▶ Dataset content
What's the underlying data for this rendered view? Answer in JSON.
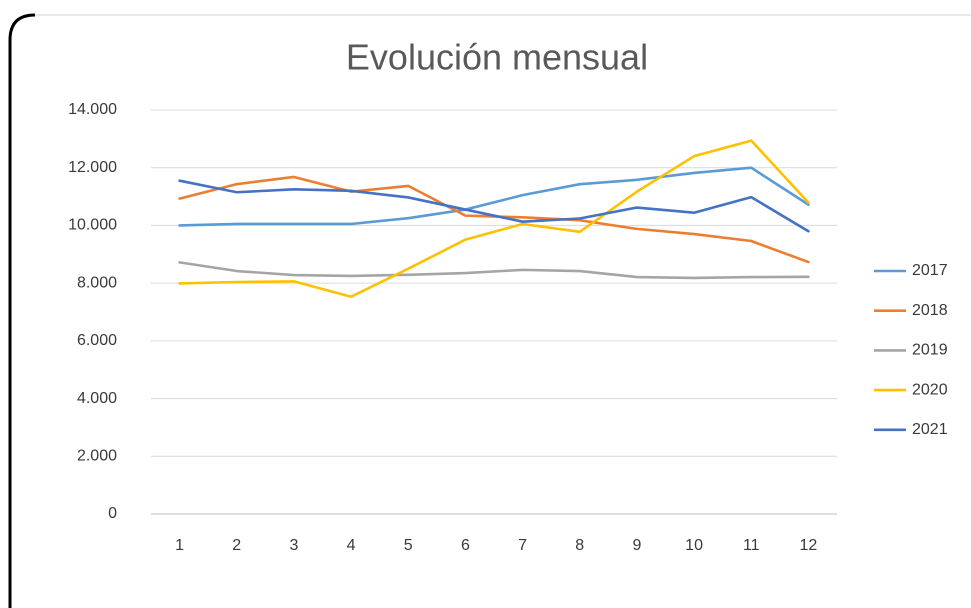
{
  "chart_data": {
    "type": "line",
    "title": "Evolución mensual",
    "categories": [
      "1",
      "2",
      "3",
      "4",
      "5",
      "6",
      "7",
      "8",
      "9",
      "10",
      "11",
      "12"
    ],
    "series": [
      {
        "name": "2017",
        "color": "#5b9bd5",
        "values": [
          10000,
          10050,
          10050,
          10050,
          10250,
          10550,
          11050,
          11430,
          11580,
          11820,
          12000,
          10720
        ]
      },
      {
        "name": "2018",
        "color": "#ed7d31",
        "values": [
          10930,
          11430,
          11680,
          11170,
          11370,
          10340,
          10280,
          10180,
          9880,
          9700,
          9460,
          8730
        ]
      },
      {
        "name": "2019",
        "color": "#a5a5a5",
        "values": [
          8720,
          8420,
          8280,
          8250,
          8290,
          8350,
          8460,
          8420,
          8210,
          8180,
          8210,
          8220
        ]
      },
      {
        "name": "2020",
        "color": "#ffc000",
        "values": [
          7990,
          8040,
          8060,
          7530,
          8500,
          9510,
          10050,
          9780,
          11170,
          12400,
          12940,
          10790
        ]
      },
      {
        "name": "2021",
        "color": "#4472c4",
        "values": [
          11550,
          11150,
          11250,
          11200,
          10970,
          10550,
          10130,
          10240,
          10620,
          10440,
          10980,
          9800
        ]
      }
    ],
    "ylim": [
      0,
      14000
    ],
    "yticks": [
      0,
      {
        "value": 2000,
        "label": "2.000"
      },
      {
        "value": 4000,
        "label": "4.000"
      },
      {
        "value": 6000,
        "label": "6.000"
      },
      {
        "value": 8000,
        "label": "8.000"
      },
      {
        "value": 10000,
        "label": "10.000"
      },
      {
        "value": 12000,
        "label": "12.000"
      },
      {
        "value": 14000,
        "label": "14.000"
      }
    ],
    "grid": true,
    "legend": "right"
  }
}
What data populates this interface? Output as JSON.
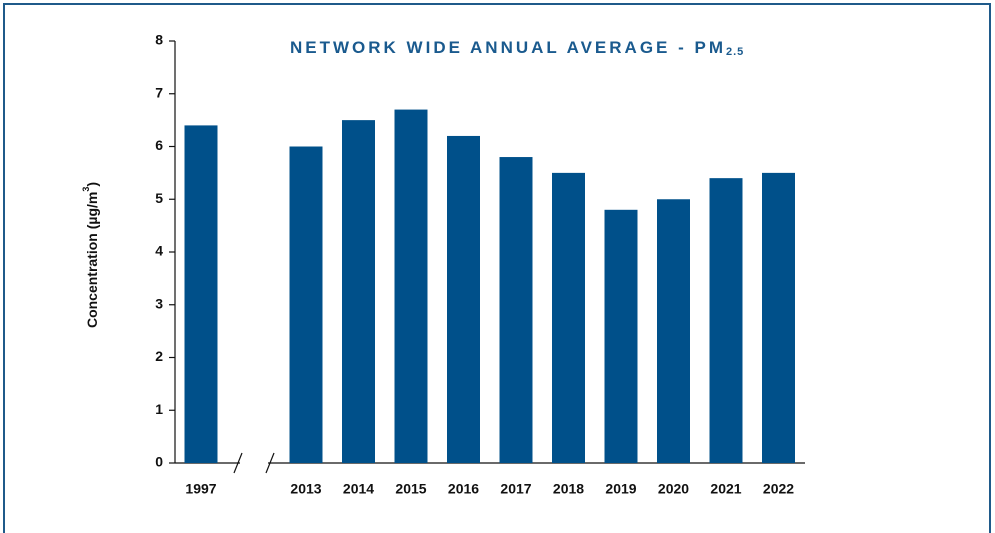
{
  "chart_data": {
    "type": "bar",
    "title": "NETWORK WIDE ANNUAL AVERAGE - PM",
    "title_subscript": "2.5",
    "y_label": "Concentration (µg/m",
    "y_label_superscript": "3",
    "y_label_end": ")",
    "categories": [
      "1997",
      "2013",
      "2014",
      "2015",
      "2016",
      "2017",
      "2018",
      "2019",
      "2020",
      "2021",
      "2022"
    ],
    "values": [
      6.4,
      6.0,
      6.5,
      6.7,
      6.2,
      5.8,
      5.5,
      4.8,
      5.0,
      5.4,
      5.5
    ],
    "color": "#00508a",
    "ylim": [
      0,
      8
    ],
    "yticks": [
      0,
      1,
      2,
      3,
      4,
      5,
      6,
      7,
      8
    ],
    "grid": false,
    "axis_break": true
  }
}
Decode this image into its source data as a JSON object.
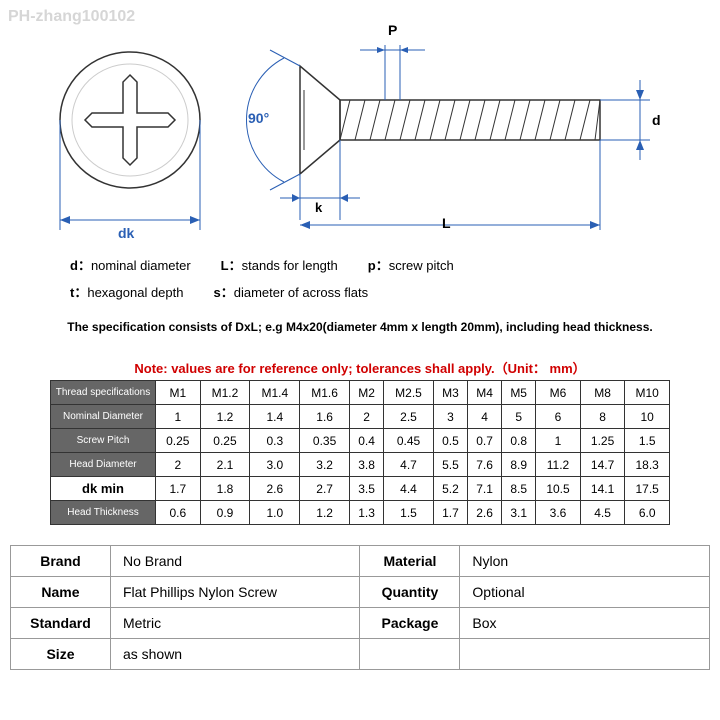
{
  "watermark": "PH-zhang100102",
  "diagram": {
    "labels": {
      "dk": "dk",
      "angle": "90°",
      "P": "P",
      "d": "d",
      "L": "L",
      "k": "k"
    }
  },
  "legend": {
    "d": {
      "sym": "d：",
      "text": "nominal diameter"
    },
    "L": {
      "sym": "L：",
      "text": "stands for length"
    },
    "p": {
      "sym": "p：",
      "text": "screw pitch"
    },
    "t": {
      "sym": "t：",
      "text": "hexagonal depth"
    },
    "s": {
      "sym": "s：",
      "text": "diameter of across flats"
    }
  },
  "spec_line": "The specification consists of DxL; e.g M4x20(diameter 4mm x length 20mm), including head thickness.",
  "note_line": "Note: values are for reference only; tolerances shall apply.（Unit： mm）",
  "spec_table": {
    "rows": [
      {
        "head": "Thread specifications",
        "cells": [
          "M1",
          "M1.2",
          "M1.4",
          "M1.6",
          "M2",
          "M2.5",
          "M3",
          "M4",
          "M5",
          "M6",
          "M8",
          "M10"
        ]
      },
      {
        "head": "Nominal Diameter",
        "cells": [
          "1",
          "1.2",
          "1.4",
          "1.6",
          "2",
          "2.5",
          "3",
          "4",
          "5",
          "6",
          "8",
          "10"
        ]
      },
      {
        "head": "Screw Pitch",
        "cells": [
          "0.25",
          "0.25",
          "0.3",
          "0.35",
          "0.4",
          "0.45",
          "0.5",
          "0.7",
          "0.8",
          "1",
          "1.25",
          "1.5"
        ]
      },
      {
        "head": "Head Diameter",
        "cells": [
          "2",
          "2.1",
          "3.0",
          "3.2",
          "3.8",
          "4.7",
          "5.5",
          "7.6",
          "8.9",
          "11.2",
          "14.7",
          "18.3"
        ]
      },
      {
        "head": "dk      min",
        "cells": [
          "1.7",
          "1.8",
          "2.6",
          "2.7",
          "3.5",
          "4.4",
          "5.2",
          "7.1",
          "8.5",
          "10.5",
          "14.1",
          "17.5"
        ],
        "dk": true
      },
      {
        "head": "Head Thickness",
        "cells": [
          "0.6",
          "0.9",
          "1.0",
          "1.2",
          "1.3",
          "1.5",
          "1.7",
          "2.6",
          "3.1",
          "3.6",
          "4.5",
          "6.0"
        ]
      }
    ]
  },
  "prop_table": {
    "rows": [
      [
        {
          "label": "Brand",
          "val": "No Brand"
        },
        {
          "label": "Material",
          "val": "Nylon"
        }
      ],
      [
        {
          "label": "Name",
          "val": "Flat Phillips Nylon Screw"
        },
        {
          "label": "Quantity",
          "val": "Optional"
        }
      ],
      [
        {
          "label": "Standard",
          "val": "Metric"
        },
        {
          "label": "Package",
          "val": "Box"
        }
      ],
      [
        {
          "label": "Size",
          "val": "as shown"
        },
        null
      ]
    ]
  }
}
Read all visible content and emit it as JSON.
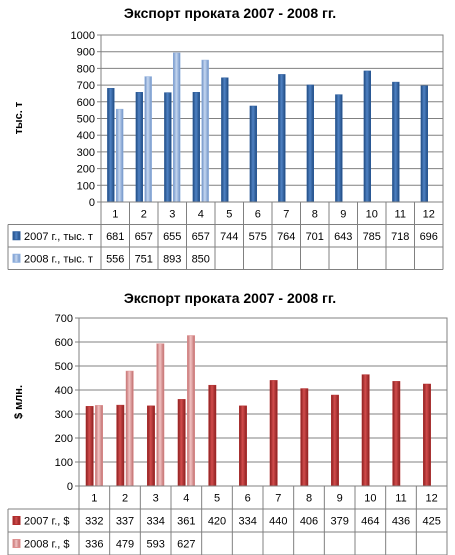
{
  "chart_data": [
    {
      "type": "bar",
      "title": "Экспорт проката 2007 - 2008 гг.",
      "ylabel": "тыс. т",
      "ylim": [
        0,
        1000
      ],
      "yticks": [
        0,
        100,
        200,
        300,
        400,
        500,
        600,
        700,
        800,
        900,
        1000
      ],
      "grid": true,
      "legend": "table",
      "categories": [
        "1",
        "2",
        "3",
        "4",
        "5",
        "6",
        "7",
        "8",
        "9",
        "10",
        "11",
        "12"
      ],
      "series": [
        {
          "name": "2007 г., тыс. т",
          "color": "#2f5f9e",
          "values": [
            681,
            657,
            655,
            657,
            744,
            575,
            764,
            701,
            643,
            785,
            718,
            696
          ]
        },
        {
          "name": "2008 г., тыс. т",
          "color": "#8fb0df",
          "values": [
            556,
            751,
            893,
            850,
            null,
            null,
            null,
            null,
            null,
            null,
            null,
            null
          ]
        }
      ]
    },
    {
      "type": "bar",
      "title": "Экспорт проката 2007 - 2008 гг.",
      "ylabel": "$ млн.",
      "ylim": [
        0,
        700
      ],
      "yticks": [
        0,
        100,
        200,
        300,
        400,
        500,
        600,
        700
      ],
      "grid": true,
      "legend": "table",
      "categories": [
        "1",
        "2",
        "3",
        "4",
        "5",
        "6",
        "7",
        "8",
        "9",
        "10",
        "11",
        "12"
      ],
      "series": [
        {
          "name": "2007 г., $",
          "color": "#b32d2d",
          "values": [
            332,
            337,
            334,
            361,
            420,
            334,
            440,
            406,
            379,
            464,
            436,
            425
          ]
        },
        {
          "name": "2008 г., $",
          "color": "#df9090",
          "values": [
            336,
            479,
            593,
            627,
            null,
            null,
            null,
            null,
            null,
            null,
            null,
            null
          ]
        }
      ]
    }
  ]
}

▶ Problem statement
Using the listing above, return all lines where the word "this" occurs.

▶ Task response
What's the underlying data for this rendered view? Answer in JSON.
What data populates this interface? Output as JSON.
Decode this image into its source data as a JSON object.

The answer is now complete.